Stated exercise =
Transcribe all the entries word for word, but omit the images.

Raw data =
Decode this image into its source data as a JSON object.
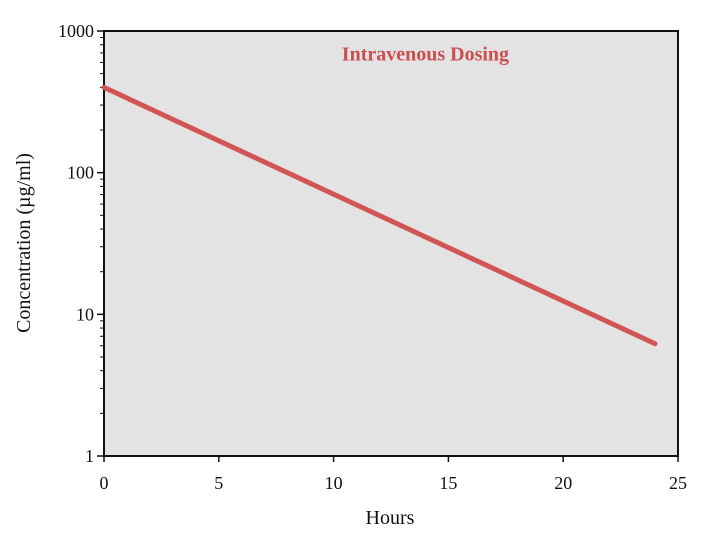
{
  "chart_data": {
    "type": "line",
    "xlabel": "Hours",
    "ylabel": "Concentration (µg/ml)",
    "xlim": [
      0,
      25
    ],
    "ylim": [
      1,
      1000
    ],
    "yscale": "log",
    "xticks": [
      0,
      5,
      10,
      15,
      20,
      25
    ],
    "yticks": [
      1,
      10,
      100,
      1000
    ],
    "xtick_labels": [
      "0",
      "5",
      "10",
      "15",
      "20",
      "25"
    ],
    "ytick_labels": [
      "1",
      "10",
      "100",
      "1000"
    ],
    "grid": false,
    "legend": "none",
    "annotations": [
      {
        "text": "Intravenous Dosing",
        "x": 14,
        "y": 620
      }
    ],
    "series": [
      {
        "x": [
          0,
          24
        ],
        "y": [
          400,
          6.2
        ]
      }
    ]
  },
  "colors": {
    "plot_background": "#e3e3e3",
    "line": "#d25555",
    "annotation": "#cc4f4f",
    "axis": "#111111"
  }
}
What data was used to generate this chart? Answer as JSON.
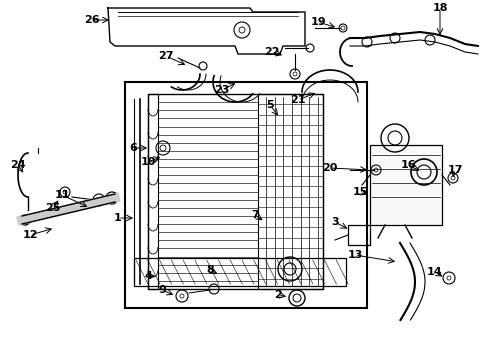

Solution =
Decode this image into its source data as a JSON object.
{
  "chart_data": {
    "type": "line",
    "xlabel": "Hours",
    "ylabel": "Concentration (µg/ml)",
    "xlim": [
      0,
      25
    ],
    "ylim": [
      1,
      1000
    ],
    "yscale": "log",
    "xticks": [
      0,
      5,
      10,
      15,
      20,
      25
    ],
    "yticks": [
      1,
      10,
      100,
      1000
    ],
    "xtick_labels": [
      "0",
      "5",
      "10",
      "15",
      "20",
      "25"
    ],
    "ytick_labels": [
      "1",
      "10",
      "100",
      "1000"
    ],
    "grid": false,
    "legend": "none",
    "annotations": [
      {
        "text": "Intravenous Dosing",
        "x": 14,
        "y": 620
      }
    ],
    "series": [
      {
        "x": [
          0,
          24
        ],
        "y": [
          400,
          6.2
        ]
      }
    ]
  },
  "colors": {
    "plot_background": "#e3e3e3",
    "line": "#d25555",
    "annotation": "#cc4f4f",
    "axis": "#111111"
  }
}
What data was used to generate this chart? Answer as JSON.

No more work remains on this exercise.